>> Begin SUPPLIED RECORDS

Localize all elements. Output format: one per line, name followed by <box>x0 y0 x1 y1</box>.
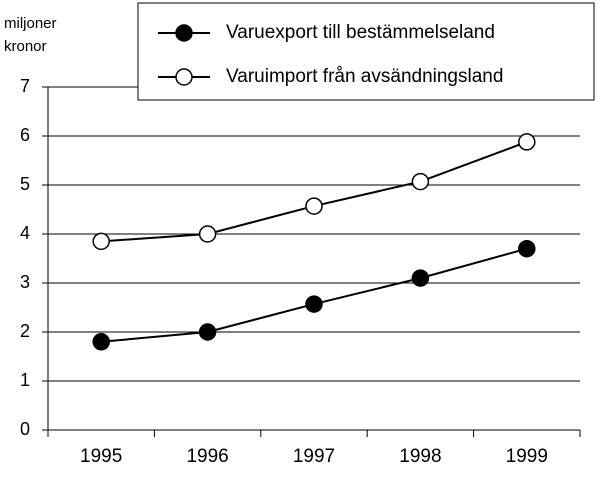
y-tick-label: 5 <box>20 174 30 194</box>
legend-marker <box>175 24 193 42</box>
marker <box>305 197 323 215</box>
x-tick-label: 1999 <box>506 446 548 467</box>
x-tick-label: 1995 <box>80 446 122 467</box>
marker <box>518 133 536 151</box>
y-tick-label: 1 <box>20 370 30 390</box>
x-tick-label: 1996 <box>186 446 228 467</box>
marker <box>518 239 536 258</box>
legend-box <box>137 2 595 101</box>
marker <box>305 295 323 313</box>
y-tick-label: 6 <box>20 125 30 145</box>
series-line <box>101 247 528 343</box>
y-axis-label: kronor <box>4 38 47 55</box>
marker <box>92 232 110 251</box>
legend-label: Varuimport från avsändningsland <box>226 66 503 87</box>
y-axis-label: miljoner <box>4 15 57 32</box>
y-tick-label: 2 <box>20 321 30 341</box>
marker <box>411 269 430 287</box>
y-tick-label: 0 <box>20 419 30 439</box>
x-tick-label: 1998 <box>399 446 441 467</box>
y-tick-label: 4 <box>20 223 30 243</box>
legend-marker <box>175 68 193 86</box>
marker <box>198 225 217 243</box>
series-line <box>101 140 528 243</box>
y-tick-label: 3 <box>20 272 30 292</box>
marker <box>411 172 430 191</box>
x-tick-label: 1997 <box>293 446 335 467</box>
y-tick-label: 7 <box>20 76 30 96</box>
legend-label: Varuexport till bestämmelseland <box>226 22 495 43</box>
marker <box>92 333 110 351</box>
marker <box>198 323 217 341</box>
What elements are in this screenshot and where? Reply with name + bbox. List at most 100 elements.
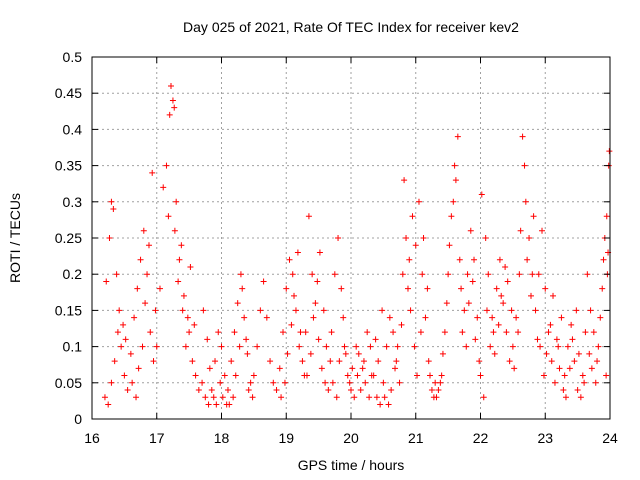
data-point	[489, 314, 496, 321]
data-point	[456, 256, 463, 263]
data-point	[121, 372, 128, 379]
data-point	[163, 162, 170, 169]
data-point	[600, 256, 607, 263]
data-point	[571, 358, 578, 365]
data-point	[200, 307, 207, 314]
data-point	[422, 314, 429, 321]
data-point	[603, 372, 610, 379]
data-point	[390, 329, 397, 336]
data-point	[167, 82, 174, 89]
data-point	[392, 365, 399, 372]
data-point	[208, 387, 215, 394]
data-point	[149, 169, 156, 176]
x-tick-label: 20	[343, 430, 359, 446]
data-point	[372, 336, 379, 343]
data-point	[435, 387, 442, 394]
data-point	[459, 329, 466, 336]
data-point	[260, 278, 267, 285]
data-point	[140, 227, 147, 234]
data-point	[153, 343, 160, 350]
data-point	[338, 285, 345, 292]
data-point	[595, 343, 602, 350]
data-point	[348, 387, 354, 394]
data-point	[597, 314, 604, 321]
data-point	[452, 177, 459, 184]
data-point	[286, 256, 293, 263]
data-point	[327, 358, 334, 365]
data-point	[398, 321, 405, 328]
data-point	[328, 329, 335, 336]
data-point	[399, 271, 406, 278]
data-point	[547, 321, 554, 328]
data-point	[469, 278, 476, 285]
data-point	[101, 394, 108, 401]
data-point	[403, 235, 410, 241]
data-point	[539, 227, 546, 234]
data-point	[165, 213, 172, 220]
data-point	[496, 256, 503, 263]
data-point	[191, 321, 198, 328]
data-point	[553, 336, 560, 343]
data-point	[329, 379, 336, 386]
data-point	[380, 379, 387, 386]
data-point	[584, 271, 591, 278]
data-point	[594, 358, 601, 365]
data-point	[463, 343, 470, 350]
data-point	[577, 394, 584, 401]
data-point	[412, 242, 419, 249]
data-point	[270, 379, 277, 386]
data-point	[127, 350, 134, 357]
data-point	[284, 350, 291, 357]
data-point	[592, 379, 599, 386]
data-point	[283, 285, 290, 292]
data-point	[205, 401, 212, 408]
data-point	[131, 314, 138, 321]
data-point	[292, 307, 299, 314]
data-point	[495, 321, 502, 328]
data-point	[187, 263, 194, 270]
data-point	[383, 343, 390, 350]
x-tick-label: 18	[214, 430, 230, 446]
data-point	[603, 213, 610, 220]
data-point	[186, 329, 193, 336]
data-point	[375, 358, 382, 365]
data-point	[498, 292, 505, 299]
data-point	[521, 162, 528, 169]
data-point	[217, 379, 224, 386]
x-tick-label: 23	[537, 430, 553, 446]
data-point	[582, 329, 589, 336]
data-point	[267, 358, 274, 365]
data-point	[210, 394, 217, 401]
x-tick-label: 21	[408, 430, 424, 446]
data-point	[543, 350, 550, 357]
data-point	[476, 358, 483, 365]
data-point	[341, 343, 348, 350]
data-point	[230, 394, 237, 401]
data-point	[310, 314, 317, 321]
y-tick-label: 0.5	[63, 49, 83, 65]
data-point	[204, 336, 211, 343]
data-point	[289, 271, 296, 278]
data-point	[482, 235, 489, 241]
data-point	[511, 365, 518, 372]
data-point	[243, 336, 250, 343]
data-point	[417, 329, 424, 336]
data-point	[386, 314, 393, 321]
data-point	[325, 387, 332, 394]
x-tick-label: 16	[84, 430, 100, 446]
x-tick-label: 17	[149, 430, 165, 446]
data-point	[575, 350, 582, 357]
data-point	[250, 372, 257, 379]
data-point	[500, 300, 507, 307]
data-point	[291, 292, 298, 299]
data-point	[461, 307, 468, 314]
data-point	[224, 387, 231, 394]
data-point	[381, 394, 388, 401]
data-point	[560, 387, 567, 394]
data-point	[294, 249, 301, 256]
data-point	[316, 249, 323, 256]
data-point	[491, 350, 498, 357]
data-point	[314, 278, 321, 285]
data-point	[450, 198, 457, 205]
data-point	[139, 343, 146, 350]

>> End SUPPLIED RECORDS

### THE EXERCISE
Reproduce all of the rows above verbatim, but leave out the picture lines.

### OUTPUT BELOW
Localize all elements. Output format: one per line, name followed by <box>x0 y0 x1 y1</box>.
y-tick-label: 5 <box>20 174 30 194</box>
legend-marker <box>175 24 193 42</box>
marker <box>305 197 323 215</box>
x-tick-label: 1999 <box>506 446 548 467</box>
x-tick-label: 1995 <box>80 446 122 467</box>
marker <box>518 133 536 151</box>
y-tick-label: 1 <box>20 370 30 390</box>
x-tick-label: 1996 <box>186 446 228 467</box>
marker <box>518 239 536 258</box>
legend-box <box>137 2 595 101</box>
marker <box>305 295 323 313</box>
y-tick-label: 6 <box>20 125 30 145</box>
series-line <box>101 247 528 343</box>
y-axis-label: kronor <box>4 38 47 55</box>
marker <box>92 232 110 251</box>
legend-label: Varuimport från avsändningsland <box>226 66 503 87</box>
y-axis-label: miljoner <box>4 15 57 32</box>
y-tick-label: 2 <box>20 321 30 341</box>
marker <box>411 269 430 287</box>
y-tick-label: 0 <box>20 419 30 439</box>
x-tick-label: 1998 <box>399 446 441 467</box>
y-tick-label: 4 <box>20 223 30 243</box>
legend-marker <box>175 68 193 86</box>
marker <box>198 225 217 243</box>
series-line <box>101 140 528 243</box>
y-tick-label: 3 <box>20 272 30 292</box>
marker <box>411 172 430 191</box>
x-tick-label: 1997 <box>293 446 335 467</box>
y-tick-label: 7 <box>20 76 30 96</box>
legend-label: Varuexport till bestämmelseland <box>226 22 495 43</box>
marker <box>92 333 110 351</box>
marker <box>198 323 217 341</box>
What elements are in this screenshot and where? Reply with name + bbox. List at most 100 elements.
data-point	[489, 314, 496, 321]
data-point	[456, 256, 463, 263]
data-point	[121, 372, 128, 379]
data-point	[163, 162, 170, 169]
data-point	[600, 256, 607, 263]
data-point	[571, 358, 578, 365]
data-point	[200, 307, 207, 314]
data-point	[422, 314, 429, 321]
data-point	[603, 372, 610, 379]
data-point	[390, 329, 397, 336]
data-point	[167, 82, 174, 89]
data-point	[392, 365, 399, 372]
data-point	[208, 387, 215, 394]
data-point	[149, 169, 156, 176]
x-tick-label: 20	[343, 430, 359, 446]
data-point	[372, 336, 379, 343]
data-point	[435, 387, 442, 394]
data-point	[459, 329, 466, 336]
data-point	[260, 278, 267, 285]
data-point	[140, 227, 147, 234]
data-point	[153, 343, 160, 350]
data-point	[338, 285, 345, 292]
data-point	[595, 343, 602, 350]
data-point	[348, 387, 354, 394]
data-point	[597, 314, 604, 321]
data-point	[452, 177, 459, 184]
data-point	[286, 256, 293, 263]
data-point	[327, 358, 334, 365]
data-point	[398, 321, 405, 328]
data-point	[328, 329, 335, 336]
data-point	[399, 271, 406, 278]
data-point	[547, 321, 554, 328]
data-point	[469, 278, 476, 285]
data-point	[101, 394, 108, 401]
data-point	[403, 235, 410, 241]
data-point	[539, 227, 546, 234]
data-point	[165, 213, 172, 220]
data-point	[496, 256, 503, 263]
data-point	[191, 321, 198, 328]
data-point	[553, 336, 560, 343]
data-point	[329, 379, 336, 386]
data-point	[380, 379, 387, 386]
data-point	[584, 271, 591, 278]
data-point	[594, 358, 601, 365]
data-point	[463, 343, 470, 350]
data-point	[577, 394, 584, 401]
data-point	[412, 242, 419, 249]
data-point	[270, 379, 277, 386]
data-point	[127, 350, 134, 357]
data-point	[284, 350, 291, 357]
data-point	[592, 379, 599, 386]
data-point	[283, 285, 290, 292]
data-point	[205, 401, 212, 408]
data-point	[131, 314, 138, 321]
data-point	[292, 307, 299, 314]
data-point	[495, 321, 502, 328]
data-point	[187, 263, 194, 270]
data-point	[383, 343, 390, 350]
x-tick-label: 18	[214, 430, 230, 446]
data-point	[603, 213, 610, 220]
data-point	[186, 329, 193, 336]
data-point	[375, 358, 382, 365]
data-point	[498, 292, 505, 299]
data-point	[521, 162, 528, 169]
data-point	[217, 379, 224, 386]
x-tick-label: 23	[537, 430, 553, 446]
data-point	[582, 329, 589, 336]
data-point	[267, 358, 274, 365]
data-point	[210, 394, 217, 401]
x-tick-label: 21	[408, 430, 424, 446]
data-point	[543, 350, 550, 357]
data-point	[476, 358, 483, 365]
data-point	[341, 343, 348, 350]
data-point	[230, 394, 237, 401]
data-point	[310, 314, 317, 321]
y-tick-label: 0.5	[63, 49, 83, 65]
data-point	[204, 336, 211, 343]
data-point	[289, 271, 296, 278]
data-point	[482, 235, 489, 241]
data-point	[511, 365, 518, 372]
data-point	[243, 336, 250, 343]
data-point	[417, 329, 424, 336]
data-point	[386, 314, 393, 321]
data-point	[325, 387, 332, 394]
x-tick-label: 16	[84, 430, 100, 446]
x-tick-label: 17	[149, 430, 165, 446]
data-point	[575, 350, 582, 357]
data-point	[250, 372, 257, 379]
data-point	[500, 300, 507, 307]
data-point	[291, 292, 298, 299]
data-point	[461, 307, 468, 314]
data-point	[224, 387, 231, 394]
data-point	[381, 394, 388, 401]
data-point	[560, 387, 567, 394]
data-point	[294, 249, 301, 256]
data-point	[316, 249, 323, 256]
data-point	[491, 350, 498, 357]
data-point	[314, 278, 321, 285]
data-point	[450, 198, 457, 205]
data-point	[139, 343, 146, 350]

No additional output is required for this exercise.